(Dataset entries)
_ _ _

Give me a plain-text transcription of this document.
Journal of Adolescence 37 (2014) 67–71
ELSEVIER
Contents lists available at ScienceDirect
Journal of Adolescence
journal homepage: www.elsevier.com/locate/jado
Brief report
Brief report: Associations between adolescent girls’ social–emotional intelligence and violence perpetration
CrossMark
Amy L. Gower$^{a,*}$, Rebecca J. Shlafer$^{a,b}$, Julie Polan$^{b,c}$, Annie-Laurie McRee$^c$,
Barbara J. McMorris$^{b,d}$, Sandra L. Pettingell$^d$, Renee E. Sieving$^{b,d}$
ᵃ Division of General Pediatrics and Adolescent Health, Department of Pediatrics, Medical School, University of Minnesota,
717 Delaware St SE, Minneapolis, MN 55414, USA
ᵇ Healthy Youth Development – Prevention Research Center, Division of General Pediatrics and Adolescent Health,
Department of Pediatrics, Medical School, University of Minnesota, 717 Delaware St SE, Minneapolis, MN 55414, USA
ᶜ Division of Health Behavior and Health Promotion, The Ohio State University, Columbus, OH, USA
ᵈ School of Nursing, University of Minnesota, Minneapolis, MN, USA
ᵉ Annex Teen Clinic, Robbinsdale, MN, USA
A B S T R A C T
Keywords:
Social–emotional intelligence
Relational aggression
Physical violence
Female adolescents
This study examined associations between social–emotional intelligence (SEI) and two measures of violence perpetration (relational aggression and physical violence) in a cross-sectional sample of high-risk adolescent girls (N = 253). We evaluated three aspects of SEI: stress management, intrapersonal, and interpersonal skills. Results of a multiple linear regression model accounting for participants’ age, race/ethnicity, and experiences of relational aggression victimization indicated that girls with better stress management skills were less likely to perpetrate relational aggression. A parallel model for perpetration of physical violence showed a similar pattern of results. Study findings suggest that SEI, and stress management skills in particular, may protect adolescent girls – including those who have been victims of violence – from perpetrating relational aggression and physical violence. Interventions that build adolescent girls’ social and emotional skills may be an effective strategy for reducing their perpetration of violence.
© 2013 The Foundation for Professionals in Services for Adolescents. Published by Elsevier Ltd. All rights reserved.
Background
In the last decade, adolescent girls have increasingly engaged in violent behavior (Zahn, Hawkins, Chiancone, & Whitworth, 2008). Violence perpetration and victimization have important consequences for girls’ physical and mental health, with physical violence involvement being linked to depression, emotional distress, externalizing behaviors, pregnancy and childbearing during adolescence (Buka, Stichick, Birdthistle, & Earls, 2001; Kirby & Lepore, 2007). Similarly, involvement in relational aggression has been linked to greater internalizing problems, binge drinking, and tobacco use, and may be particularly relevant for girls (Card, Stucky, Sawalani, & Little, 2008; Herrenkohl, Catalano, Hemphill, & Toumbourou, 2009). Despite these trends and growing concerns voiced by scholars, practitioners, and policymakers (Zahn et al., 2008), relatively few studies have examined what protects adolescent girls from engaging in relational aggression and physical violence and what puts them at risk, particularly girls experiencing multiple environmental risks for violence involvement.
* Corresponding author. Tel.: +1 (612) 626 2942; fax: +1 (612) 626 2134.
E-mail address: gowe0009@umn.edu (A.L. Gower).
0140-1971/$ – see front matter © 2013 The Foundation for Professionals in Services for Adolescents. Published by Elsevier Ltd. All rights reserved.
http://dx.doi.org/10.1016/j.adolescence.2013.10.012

_ _ _

| GIVEN REQUEST |
Copy the material above back out, exactly as written.

| SOLUTION TO THIS TASK |
Give me a plain-text transcription of this document.
Journal of Adolescence 37 (2014) 67–71
ELSEVIER
Contents lists available at ScienceDirect
Journal of Adolescence
journal homepage: www.elsevier.com/locate/jado
Brief report
Brief report: Associations between adolescent girls’ social–emotional intelligence and violence perpetration
CrossMark
Amy L. Gower$^{a,*}$, Rebecca J. Shlafer$^{a,b}$, Julie Polan$^{b,c}$, Annie-Laurie McRee$^c$,
Barbara J. McMorris$^{b,d}$, Sandra L. Pettingell$^d$, Renee E. Sieving$^{b,d}$
ᵃ Division of General Pediatrics and Adolescent Health, Department of Pediatrics, Medical School, University of Minnesota,
717 Delaware St SE, Minneapolis, MN 55414, USA
ᵇ Healthy Youth Development – Prevention Research Center, Division of General Pediatrics and Adolescent Health,
Department of Pediatrics, Medical School, University of Minnesota, 717 Delaware St SE, Minneapolis, MN 55414, USA
ᶜ Division of Health Behavior and Health Promotion, The Ohio State University, Columbus, OH, USA
ᵈ School of Nursing, University of Minnesota, Minneapolis, MN, USA
ᵉ Annex Teen Clinic, Robbinsdale, MN, USA
A B S T R A C T
Keywords:
Social–emotional intelligence
Relational aggression
Physical violence
Female adolescents
This study examined associations between social–emotional intelligence (SEI) and two measures of violence perpetration (relational aggression and physical violence) in a cross-sectional sample of high-risk adolescent girls (N = 253). We evaluated three aspects of SEI: stress management, intrapersonal, and interpersonal skills. Results of a multiple linear regression model accounting for participants’ age, race/ethnicity, and experiences of relational aggression victimization indicated that girls with better stress management skills were less likely to perpetrate relational aggression. A parallel model for perpetration of physical violence showed a similar pattern of results. Study findings suggest that SEI, and stress management skills in particular, may protect adolescent girls – including those who have been victims of violence – from perpetrating relational aggression and physical violence. Interventions that build adolescent girls’ social and emotional skills may be an effective strategy for reducing their perpetration of violence.
© 2013 The Foundation for Professionals in Services for Adolescents. Published by Elsevier Ltd. All rights reserved.
Background
In the last decade, adolescent girls have increasingly engaged in violent behavior (Zahn, Hawkins, Chiancone, & Whitworth, 2008). Violence perpetration and victimization have important consequences for girls’ physical and mental health, with physical violence involvement being linked to depression, emotional distress, externalizing behaviors, pregnancy and childbearing during adolescence (Buka, Stichick, Birdthistle, & Earls, 2001; Kirby & Lepore, 2007). Similarly, involvement in relational aggression has been linked to greater internalizing problems, binge drinking, and tobacco use, and may be particularly relevant for girls (Card, Stucky, Sawalani, & Little, 2008; Herrenkohl, Catalano, Hemphill, & Toumbourou, 2009). Despite these trends and growing concerns voiced by scholars, practitioners, and policymakers (Zahn et al., 2008), relatively few studies have examined what protects adolescent girls from engaging in relational aggression and physical violence and what puts them at risk, particularly girls experiencing multiple environmental risks for violence involvement.
* Corresponding author. Tel.: +1 (612) 626 2942; fax: +1 (612) 626 2134.
E-mail address: gowe0009@umn.edu (A.L. Gower).
0140-1971/$ – see front matter © 2013 The Foundation for Professionals in Services for Adolescents. Published by Elsevier Ltd. All rights reserved.
http://dx.doi.org/10.1016/j.adolescence.2013.10.012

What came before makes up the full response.